Tally how many lines include "Keratoconus". The number is the whole answer.

-- begin --

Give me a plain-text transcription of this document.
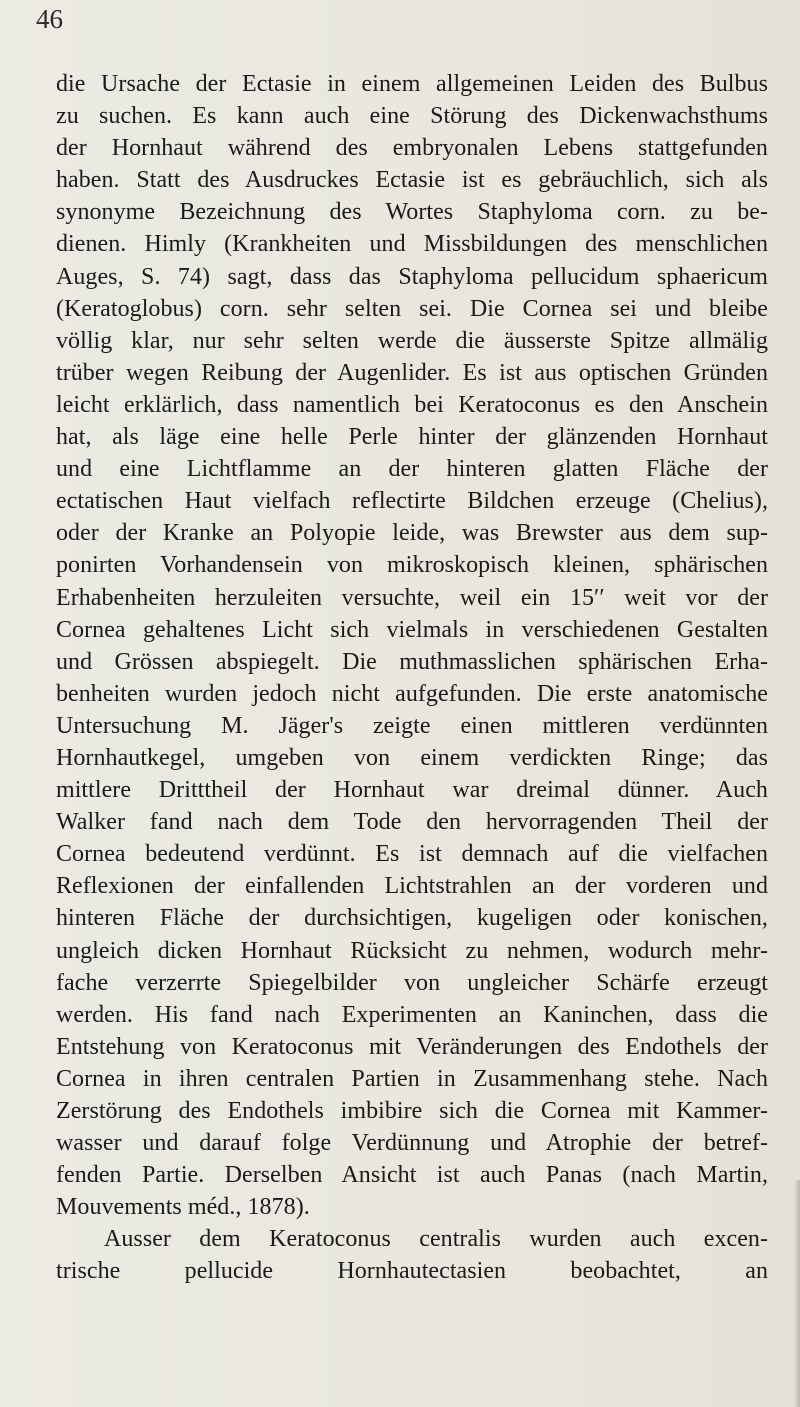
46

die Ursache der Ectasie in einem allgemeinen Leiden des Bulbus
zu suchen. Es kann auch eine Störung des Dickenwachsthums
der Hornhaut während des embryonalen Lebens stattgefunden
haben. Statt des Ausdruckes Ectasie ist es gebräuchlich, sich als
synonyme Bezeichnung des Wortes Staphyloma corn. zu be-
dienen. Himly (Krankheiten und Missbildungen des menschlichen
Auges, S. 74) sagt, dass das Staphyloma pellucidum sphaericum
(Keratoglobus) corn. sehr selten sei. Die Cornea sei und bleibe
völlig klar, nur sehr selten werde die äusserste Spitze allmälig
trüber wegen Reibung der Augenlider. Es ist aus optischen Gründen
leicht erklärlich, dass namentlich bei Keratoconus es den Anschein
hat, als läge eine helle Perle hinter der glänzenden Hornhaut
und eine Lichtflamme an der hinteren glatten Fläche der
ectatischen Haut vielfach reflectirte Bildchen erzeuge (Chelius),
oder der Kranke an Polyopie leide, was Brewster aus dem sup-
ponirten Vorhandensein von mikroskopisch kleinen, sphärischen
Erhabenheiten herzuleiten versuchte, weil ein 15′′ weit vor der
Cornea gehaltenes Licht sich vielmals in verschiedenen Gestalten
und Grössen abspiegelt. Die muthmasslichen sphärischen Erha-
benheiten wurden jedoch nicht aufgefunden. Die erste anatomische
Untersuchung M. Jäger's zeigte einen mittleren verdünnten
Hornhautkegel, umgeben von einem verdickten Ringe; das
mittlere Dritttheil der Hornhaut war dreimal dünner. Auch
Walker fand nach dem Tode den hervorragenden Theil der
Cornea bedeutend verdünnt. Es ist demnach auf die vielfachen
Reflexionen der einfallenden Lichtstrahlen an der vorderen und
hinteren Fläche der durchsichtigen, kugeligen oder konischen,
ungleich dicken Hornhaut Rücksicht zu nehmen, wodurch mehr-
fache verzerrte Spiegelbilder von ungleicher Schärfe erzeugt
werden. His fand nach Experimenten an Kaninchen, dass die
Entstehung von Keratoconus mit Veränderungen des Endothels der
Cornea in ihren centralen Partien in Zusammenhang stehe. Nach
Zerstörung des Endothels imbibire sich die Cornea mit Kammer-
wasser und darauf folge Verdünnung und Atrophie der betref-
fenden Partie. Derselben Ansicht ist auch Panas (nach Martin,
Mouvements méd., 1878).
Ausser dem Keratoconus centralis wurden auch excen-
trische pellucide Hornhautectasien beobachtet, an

-- end --
-- begin --

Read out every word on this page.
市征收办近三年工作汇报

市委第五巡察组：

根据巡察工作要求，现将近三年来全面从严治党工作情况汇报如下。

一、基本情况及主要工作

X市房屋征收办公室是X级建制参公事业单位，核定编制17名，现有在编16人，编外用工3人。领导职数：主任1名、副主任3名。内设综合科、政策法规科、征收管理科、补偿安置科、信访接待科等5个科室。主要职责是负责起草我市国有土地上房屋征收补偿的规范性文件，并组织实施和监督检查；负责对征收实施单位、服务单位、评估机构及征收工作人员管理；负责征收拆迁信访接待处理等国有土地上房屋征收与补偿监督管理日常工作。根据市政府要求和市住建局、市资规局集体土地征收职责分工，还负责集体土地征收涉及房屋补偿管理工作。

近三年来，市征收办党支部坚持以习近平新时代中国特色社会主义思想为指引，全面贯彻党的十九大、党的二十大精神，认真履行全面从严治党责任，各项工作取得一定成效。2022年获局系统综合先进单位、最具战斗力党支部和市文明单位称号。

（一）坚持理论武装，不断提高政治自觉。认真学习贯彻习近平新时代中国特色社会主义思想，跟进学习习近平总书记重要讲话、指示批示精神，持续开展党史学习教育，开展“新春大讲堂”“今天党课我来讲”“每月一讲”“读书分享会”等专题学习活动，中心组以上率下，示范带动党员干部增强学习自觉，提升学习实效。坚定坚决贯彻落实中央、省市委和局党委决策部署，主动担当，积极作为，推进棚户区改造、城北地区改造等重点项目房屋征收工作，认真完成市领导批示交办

-- end --

**PROBLEM SOLUTION**
3